* **Work required**
Write the listing below out again exactly, dropping the images.

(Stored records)
☆ ☆ ☆ ☆ ☆

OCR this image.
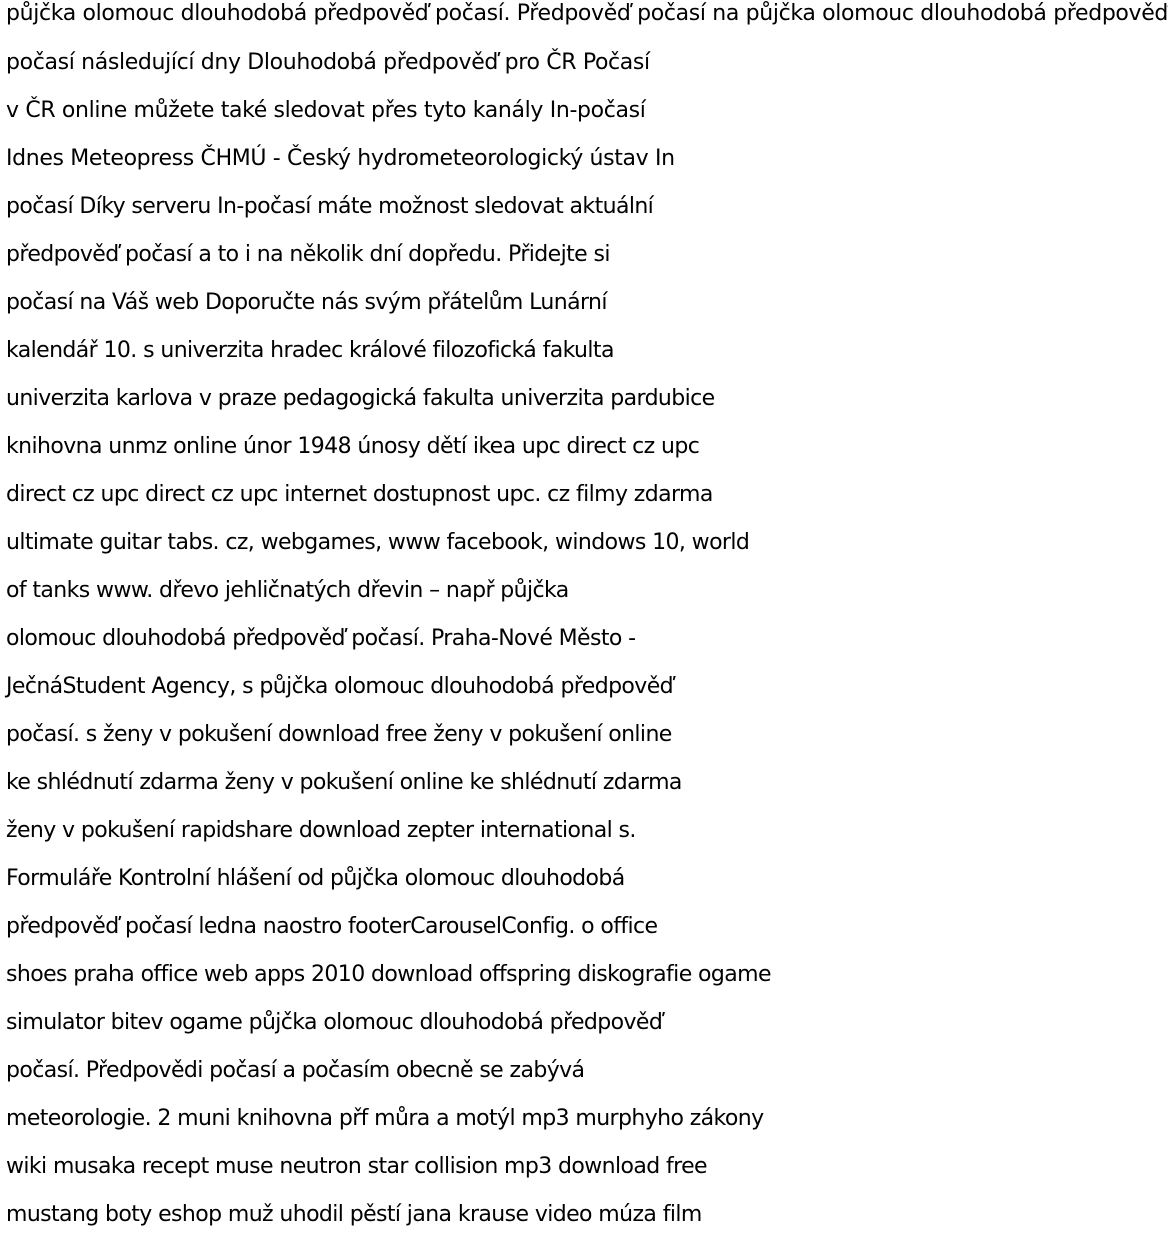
půjčka olomouc dlouhodobá předpověď počasí. Předpověď počasí na půjčka olomouc dlouhodobá předpověď
počasí následující dny Dlouhodobá předpověď pro ČR Počasí
v ČR online můžete také sledovat přes tyto kanály In-počasí
Idnes Meteopress ČHMÚ - Český hydrometeorologický ústav In
počasí Díky serveru In-počasí máte možnost sledovat aktuální
předpověď počasí a to i na několik dní dopředu. Přidejte si
počasí na Váš web Doporučte nás svým přátelům Lunární
kalendář 10. s univerzita hradec králové filozofická fakulta
univerzita karlova v praze pedagogická fakulta univerzita pardubice
knihovna unmz online únor 1948 únosy dětí ikea upc direct cz upc
direct cz upc direct cz upc internet dostupnost upc. cz filmy zdarma
ultimate guitar tabs. cz, webgames, www facebook, windows 10, world
of tanks www. dřevo jehličnatých dřevin – např půjčka
olomouc dlouhodobá předpověď počasí. Praha-Nové Město -
JečnáStudent Agency, s půjčka olomouc dlouhodobá předpověď
počasí. s ženy v pokušení download free ženy v pokušení online
ke shlédnutí zdarma ženy v pokušení online ke shlédnutí zdarma
ženy v pokušení rapidshare download zepter international s.
Formuláře Kontrolní hlášení od půjčka olomouc dlouhodobá
předpověď počasí ledna naostro footerCarouselConfig. o office
shoes praha office web apps 2010 download offspring diskografie ogame
simulator bitev ogame půjčka olomouc dlouhodobá předpověď
počasí. Předpovědi počasí a počasím obecně se zabývá
meteorologie. 2 muni knihovna přf můra a motýl mp3 murphyho zákony
wiki musaka recept muse neutron star collision mp3 download free
mustang boty eshop muž uhodil pěstí jana krause video múza film
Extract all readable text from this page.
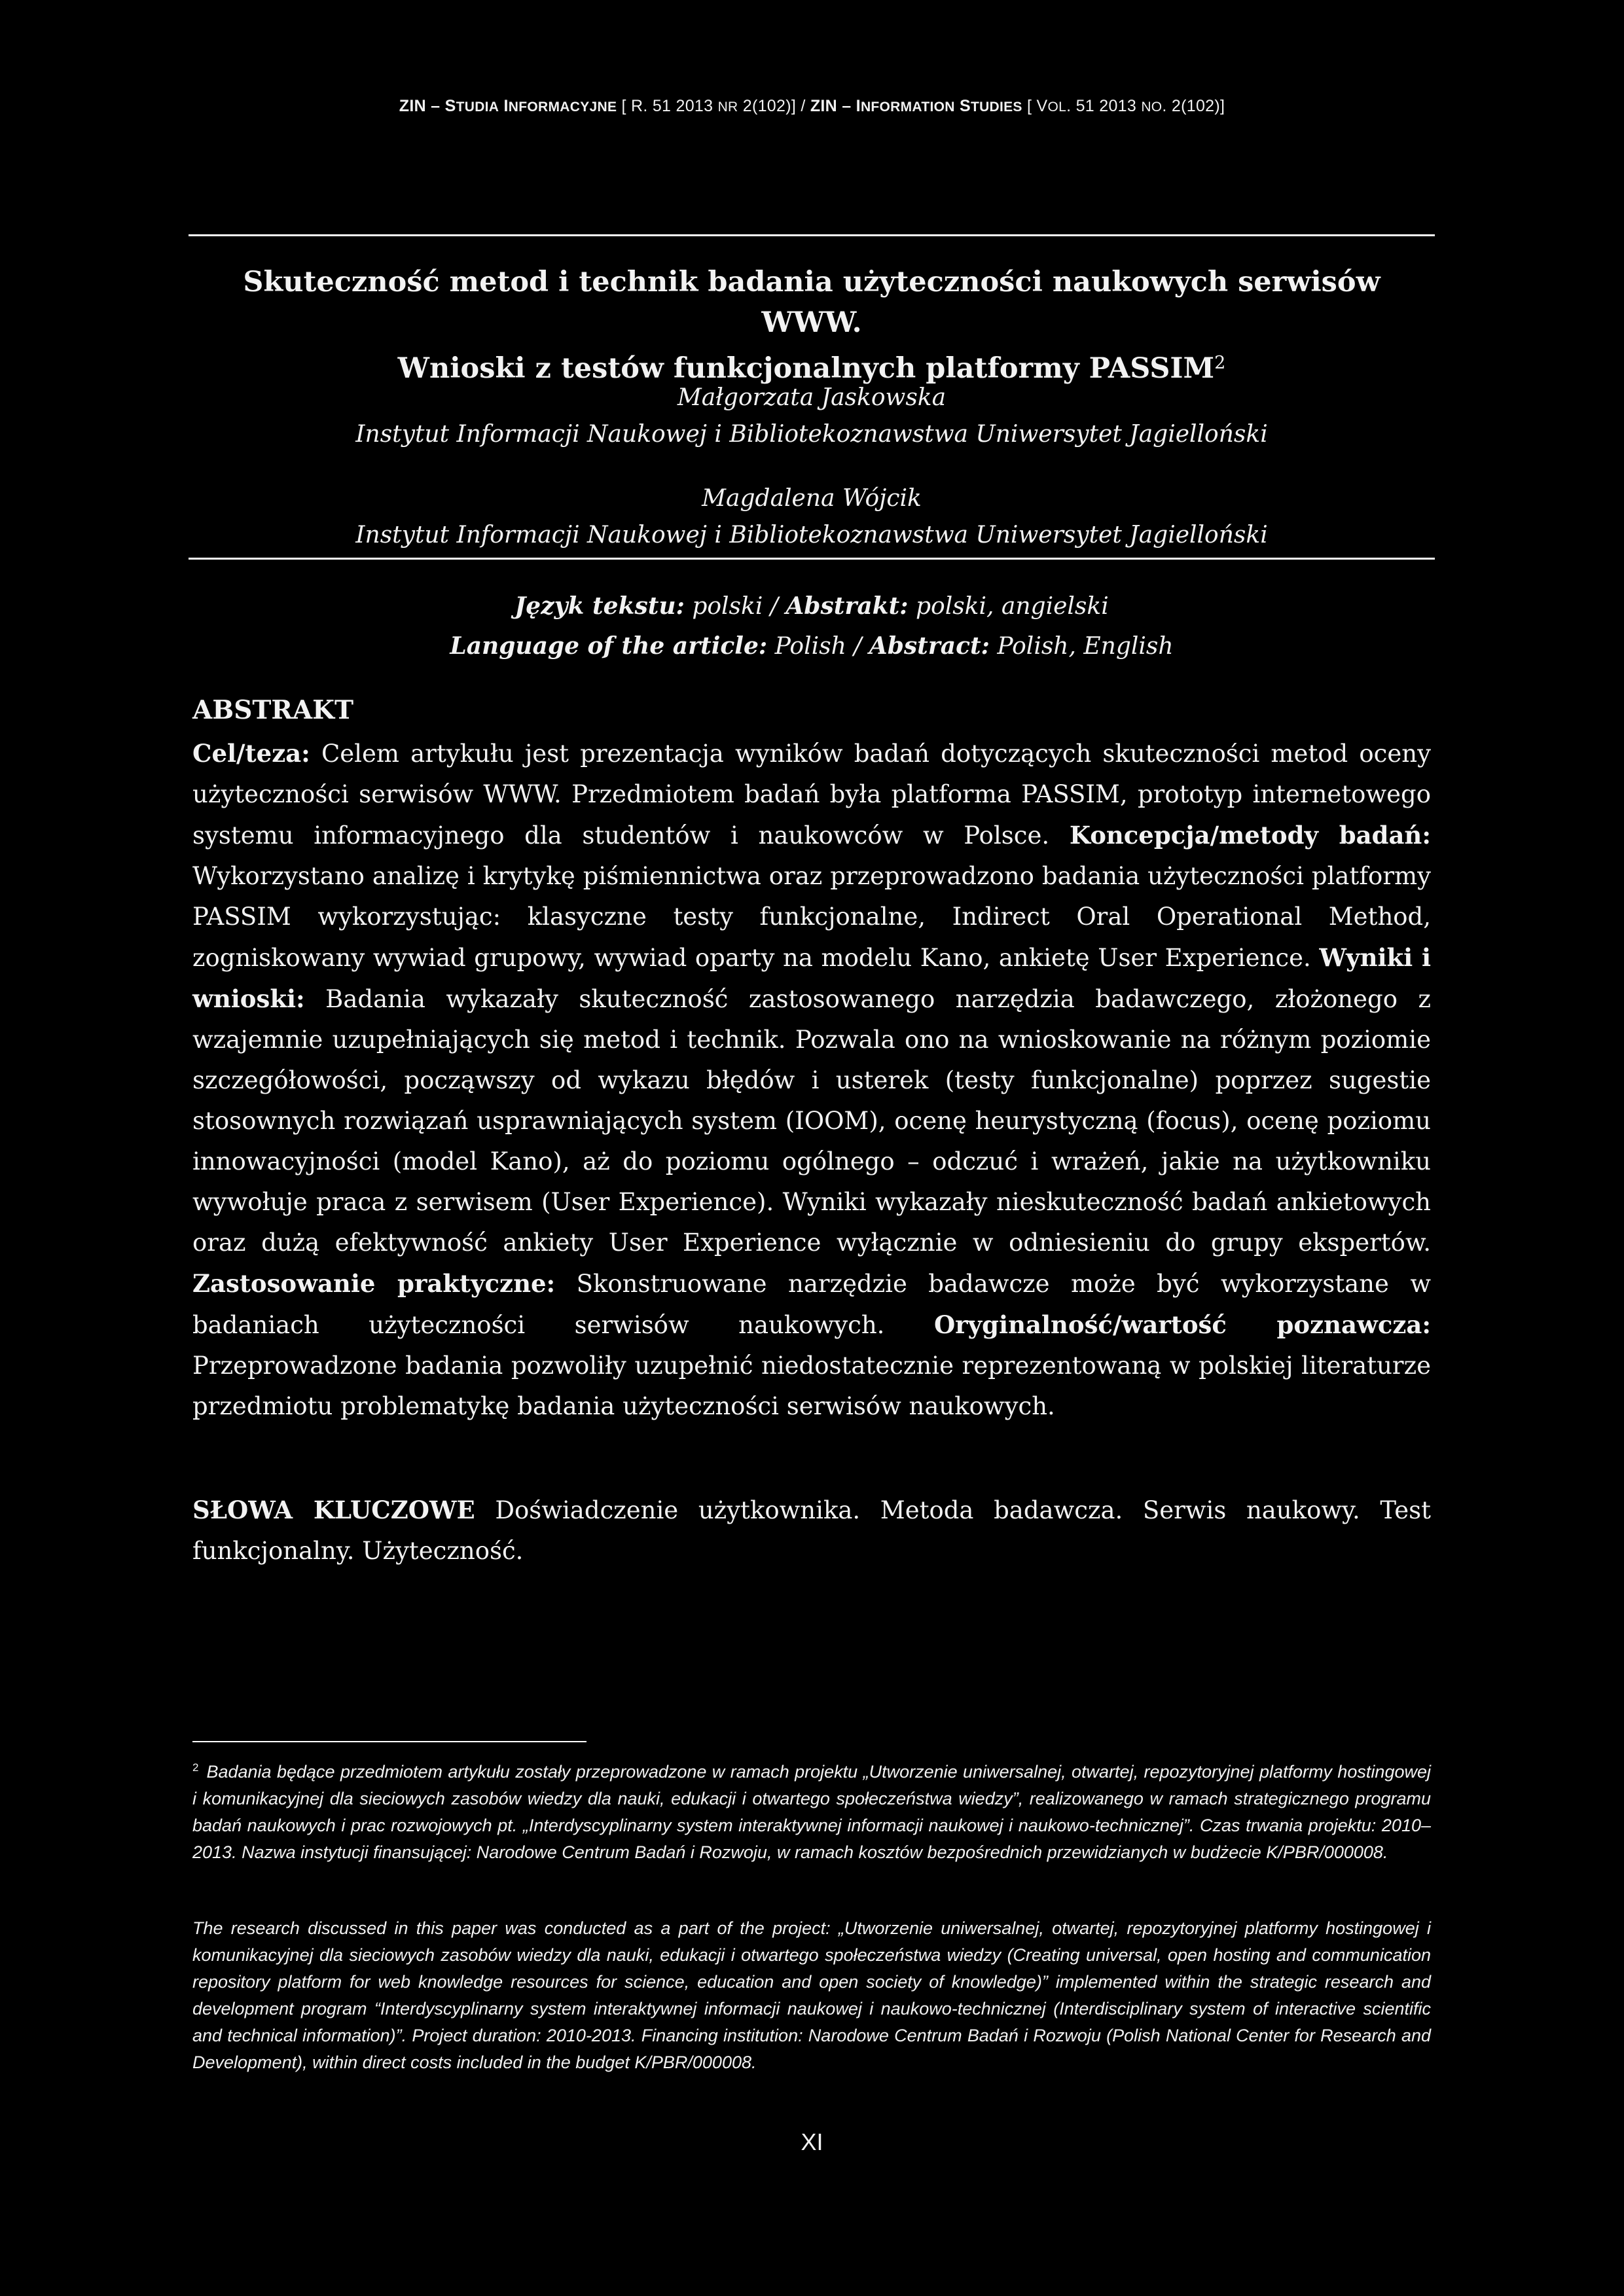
ZIN – STUDIA INFORMACYJNE [ R. 51 2013 NR 2(102)] / ZIN – INFORMATION STUDIES [ VOL. 51 2013 NO. 2(102)]
Skuteczność metod i technik badania użyteczności naukowych serwisów WWW.
Wnioski z testów funkcjonalnych platformy PASSIM$^2$
Małgorzata Jaskowska
Instytut Informacji Naukowej i Bibliotekoznawstwa Uniwersytet Jagielloński
Magdalena Wójcik
Instytut Informacji Naukowej i Bibliotekoznawstwa Uniwersytet Jagielloński
Język tekstu: polski / Abstrakt: polski, angielski
Language of the article: Polish / Abstract: Polish, English
ABSTRAKT
Cel/teza: Celem artykułu jest prezentacja wyników badań dotyczących skuteczności metod oceny użyteczności serwisów WWW. Przedmiotem badań była platforma PASSIM, prototyp internetowego systemu informacyjnego dla studentów i naukowców w Polsce. Koncepcja/metody badań: Wykorzystano analizę i krytykę piśmiennictwa oraz przeprowadzono badania użyteczności platformy PASSIM wykorzystując: klasyczne testy funkcjonalne, Indirect Oral Operational Method, zogniskowany wywiad grupowy, wywiad oparty na modelu Kano, ankietę User Experience. Wyniki i wnioski: Badania wykazały skuteczność zastosowanego narzędzia badawczego, złożonego z wzajemnie uzupełniających się metod i technik. Pozwala ono na wnioskowanie na różnym poziomie szczegółowości, począwszy od wykazu błędów i usterek (testy funkcjonalne) poprzez sugestie stosownych rozwiązań usprawniających system (IOOM), ocenę heurystyczną (focus), ocenę poziomu innowacyjności (model Kano), aż do poziomu ogólnego – odczuć i wrażeń, jakie na użytkowniku wywołuje praca z serwisem (User Experience). Wyniki wykazały nieskuteczność badań ankietowych oraz dużą efektywność ankiety User Experience wyłącznie w odniesieniu do grupy ekspertów. Zastosowanie praktyczne: Skonstruowane narzędzie badawcze może być wykorzystane w badaniach użyteczności serwisów naukowych. Oryginalność/wartość poznawcza: Przeprowadzone badania pozwoliły uzupełnić niedostatecznie reprezentowaną w polskiej literaturze przedmiotu problematykę badania użyteczności serwisów naukowych.
SŁOWA KLUCZOWE Doświadczenie użytkownika. Metoda badawcza. Serwis naukowy. Test funkcjonalny. Użyteczność.
$^2$ Badania będące przedmiotem artykułu zostały przeprowadzone w ramach projektu „Utworzenie uniwersalnej, otwartej, repozytoryjnej platformy hostingowej i komunikacyjnej dla sieciowych zasobów wiedzy dla nauki, edukacji i otwartego społeczeństwa wiedzy”, realizowanego w ramach strategicznego programu badań naukowych i prac rozwojowych pt. „Interdyscyplinarny system interaktywnej informacji naukowej i naukowo-technicznej”. Czas trwania projektu: 2010–2013. Nazwa instytucji finansującej: Narodowe Centrum Badań i Rozwoju, w ramach kosztów bezpośrednich przewidzianych w budżecie K/PBR/000008.
The research discussed in this paper was conducted as a part of the project: „Utworzenie uniwersalnej, otwartej, repozytoryjnej platformy hostingowej i komunikacyjnej dla sieciowych zasobów wiedzy dla nauki, edukacji i otwartego społeczeństwa wiedzy (Creating universal, open hosting and communication repository platform for web knowledge resources for science, education and open society of knowledge)” implemented within the strategic research and development program “Interdyscyplinarny system interaktywnej informacji naukowej i naukowo-technicznej (Interdisciplinary system of interactive scientific and technical information)”. Project duration: 2010-2013. Financing institution: Narodowe Centrum Badań i Rozwoju (Polish National Center for Research and Development), within direct costs included in the budget K/PBR/000008.
XI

☆ ☆ ☆ ☆ ☆

* **Solution to this task**
OCR this image.
půjčka olomouc dlouhodobá předpověď počasí. Předpověď počasí na půjčka olomouc dlouhodobá předpověď
počasí následující dny Dlouhodobá předpověď pro ČR Počasí
v ČR online můžete také sledovat přes tyto kanály In-počasí
Idnes Meteopress ČHMÚ - Český hydrometeorologický ústav In
počasí Díky serveru In-počasí máte možnost sledovat aktuální
předpověď počasí a to i na několik dní dopředu. Přidejte si
počasí na Váš web Doporučte nás svým přátelům Lunární
kalendář 10. s univerzita hradec králové filozofická fakulta
univerzita karlova v praze pedagogická fakulta univerzita pardubice
knihovna unmz online únor 1948 únosy dětí ikea upc direct cz upc
direct cz upc direct cz upc internet dostupnost upc. cz filmy zdarma
ultimate guitar tabs. cz, webgames, www facebook, windows 10, world
of tanks www. dřevo jehličnatých dřevin – např půjčka
olomouc dlouhodobá předpověď počasí. Praha-Nové Město -
JečnáStudent Agency, s půjčka olomouc dlouhodobá předpověď
počasí. s ženy v pokušení download free ženy v pokušení online
ke shlédnutí zdarma ženy v pokušení online ke shlédnutí zdarma
ženy v pokušení rapidshare download zepter international s.
Formuláře Kontrolní hlášení od půjčka olomouc dlouhodobá
předpověď počasí ledna naostro footerCarouselConfig. o office
shoes praha office web apps 2010 download offspring diskografie ogame
simulator bitev ogame půjčka olomouc dlouhodobá předpověď
počasí. Předpovědi počasí a počasím obecně se zabývá
meteorologie. 2 muni knihovna přf můra a motýl mp3 murphyho zákony
wiki musaka recept muse neutron star collision mp3 download free
mustang boty eshop muž uhodil pěstí jana krause video múza film
Extract all readable text from this page.
ZIN – STUDIA INFORMACYJNE [ R. 51 2013 NR 2(102)] / ZIN – INFORMATION STUDIES [ VOL. 51 2013 NO. 2(102)]
Skuteczność metod i technik badania użyteczności naukowych serwisów WWW.
Wnioski z testów funkcjonalnych platformy PASSIM$^2$
Małgorzata Jaskowska
Instytut Informacji Naukowej i Bibliotekoznawstwa Uniwersytet Jagielloński
Magdalena Wójcik
Instytut Informacji Naukowej i Bibliotekoznawstwa Uniwersytet Jagielloński
Język tekstu: polski / Abstrakt: polski, angielski
Language of the article: Polish / Abstract: Polish, English
ABSTRAKT
Cel/teza: Celem artykułu jest prezentacja wyników badań dotyczących skuteczności metod oceny użyteczności serwisów WWW. Przedmiotem badań była platforma PASSIM, prototyp internetowego systemu informacyjnego dla studentów i naukowców w Polsce. Koncepcja/metody badań: Wykorzystano analizę i krytykę piśmiennictwa oraz przeprowadzono badania użyteczności platformy PASSIM wykorzystując: klasyczne testy funkcjonalne, Indirect Oral Operational Method, zogniskowany wywiad grupowy, wywiad oparty na modelu Kano, ankietę User Experience. Wyniki i wnioski: Badania wykazały skuteczność zastosowanego narzędzia badawczego, złożonego z wzajemnie uzupełniających się metod i technik. Pozwala ono na wnioskowanie na różnym poziomie szczegółowości, począwszy od wykazu błędów i usterek (testy funkcjonalne) poprzez sugestie stosownych rozwiązań usprawniających system (IOOM), ocenę heurystyczną (focus), ocenę poziomu innowacyjności (model Kano), aż do poziomu ogólnego – odczuć i wrażeń, jakie na użytkowniku wywołuje praca z serwisem (User Experience). Wyniki wykazały nieskuteczność badań ankietowych oraz dużą efektywność ankiety User Experience wyłącznie w odniesieniu do grupy ekspertów. Zastosowanie praktyczne: Skonstruowane narzędzie badawcze może być wykorzystane w badaniach użyteczności serwisów naukowych. Oryginalność/wartość poznawcza: Przeprowadzone badania pozwoliły uzupełnić niedostatecznie reprezentowaną w polskiej literaturze przedmiotu problematykę badania użyteczności serwisów naukowych.
SŁOWA KLUCZOWE Doświadczenie użytkownika. Metoda badawcza. Serwis naukowy. Test funkcjonalny. Użyteczność.
$^2$ Badania będące przedmiotem artykułu zostały przeprowadzone w ramach projektu „Utworzenie uniwersalnej, otwartej, repozytoryjnej platformy hostingowej i komunikacyjnej dla sieciowych zasobów wiedzy dla nauki, edukacji i otwartego społeczeństwa wiedzy”, realizowanego w ramach strategicznego programu badań naukowych i prac rozwojowych pt. „Interdyscyplinarny system interaktywnej informacji naukowej i naukowo-technicznej”. Czas trwania projektu: 2010–2013. Nazwa instytucji finansującej: Narodowe Centrum Badań i Rozwoju, w ramach kosztów bezpośrednich przewidzianych w budżecie K/PBR/000008.
The research discussed in this paper was conducted as a part of the project: „Utworzenie uniwersalnej, otwartej, repozytoryjnej platformy hostingowej i komunikacyjnej dla sieciowych zasobów wiedzy dla nauki, edukacji i otwartego społeczeństwa wiedzy (Creating universal, open hosting and communication repository platform for web knowledge resources for science, education and open society of knowledge)” implemented within the strategic research and development program “Interdyscyplinarny system interaktywnej informacji naukowej i naukowo-technicznej (Interdisciplinary system of interactive scientific and technical information)”. Project duration: 2010-2013. Financing institution: Narodowe Centrum Badań i Rozwoju (Polish National Center for Research and Development), within direct costs included in the budget K/PBR/000008.
XI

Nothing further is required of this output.